ROWS →
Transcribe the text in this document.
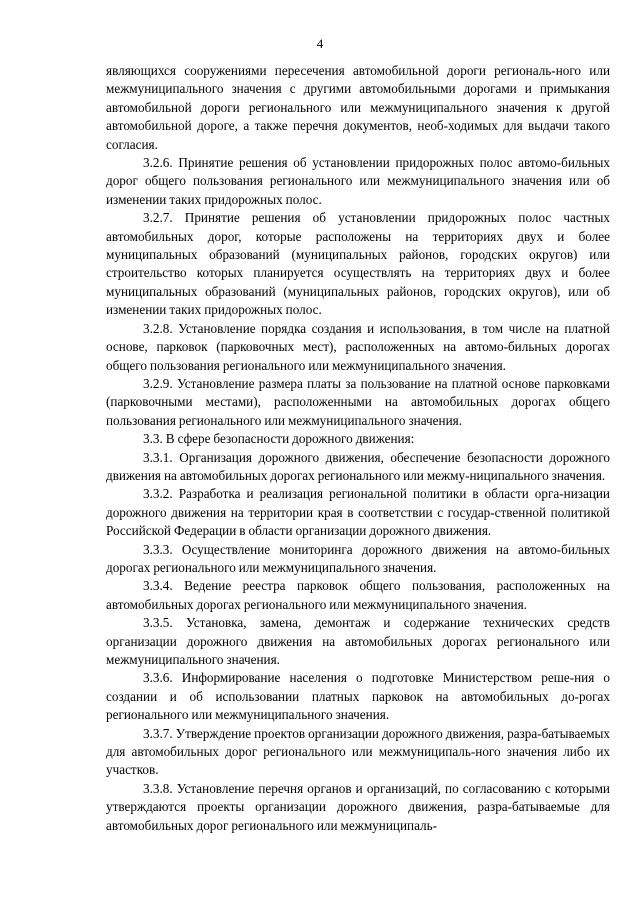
4

являющихся сооружениями пересечения автомобильной дороги региональ-ного или межмуниципального значения с другими автомобильными дорогами и примыкания автомобильной дороги регионального или межмуниципального значения к другой автомобильной дороге, а также перечня документов, необ-ходимых для выдачи такого согласия.

3.2.6. Принятие решения об установлении придорожных полос автомо-бильных дорог общего пользования регионального или межмуниципального значения или об изменении таких придорожных полос.

3.2.7. Принятие решения об установлении придорожных полос частных автомобильных дорог, которые расположены на территориях двух и более муниципальных образований (муниципальных районов, городских округов) или строительство которых планируется осуществлять на территориях двух и более муниципальных образований (муниципальных районов, городских округов), или об изменении таких придорожных полос.

3.2.8. Установление порядка создания и использования, в том числе на платной основе, парковок (парковочных мест), расположенных на автомо-бильных дорогах общего пользования регионального или межмуниципального значения.

3.2.9. Установление размера платы за пользование на платной основе парковками (парковочными местами), расположенными на автомобильных дорогах общего пользования регионального или межмуниципального значения.

3.3. В сфере безопасности дорожного движения:

3.3.1. Организация дорожного движения, обеспечение безопасности дорожного движения на автомобильных дорогах регионального или межму-ниципального значения.

3.3.2. Разработка и реализация региональной политики в области орга-низации дорожного движения на территории края в соответствии с государ-ственной политикой Российской Федерации в области организации дорожного движения.

3.3.3. Осуществление мониторинга дорожного движения на автомо-бильных дорогах регионального или межмуниципального значения.

3.3.4. Ведение реестра парковок общего пользования, расположенных на автомобильных дорогах регионального или межмуниципального значения.

3.3.5. Установка, замена, демонтаж и содержание технических средств организации дорожного движения на автомобильных дорогах регионального или межмуниципального значения.

3.3.6. Информирование населения о подготовке Министерством реше-ния о создании и об использовании платных парковок на автомобильных до-рогах регионального или межмуниципального значения.

3.3.7. Утверждение проектов организации дорожного движения, разра-батываемых для автомобильных дорог регионального или межмуниципаль-ного значения либо их участков.

3.3.8. Установление перечня органов и организаций, по согласованию с которыми утверждаются проекты организации дорожного движения, разра-батываемые для автомобильных дорог регионального или межмуниципаль-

SET TASK → Lines that include the word "изменении" — how many are there in the data? Answer with the number alone.

RESPONSE TO THIS TASK → 2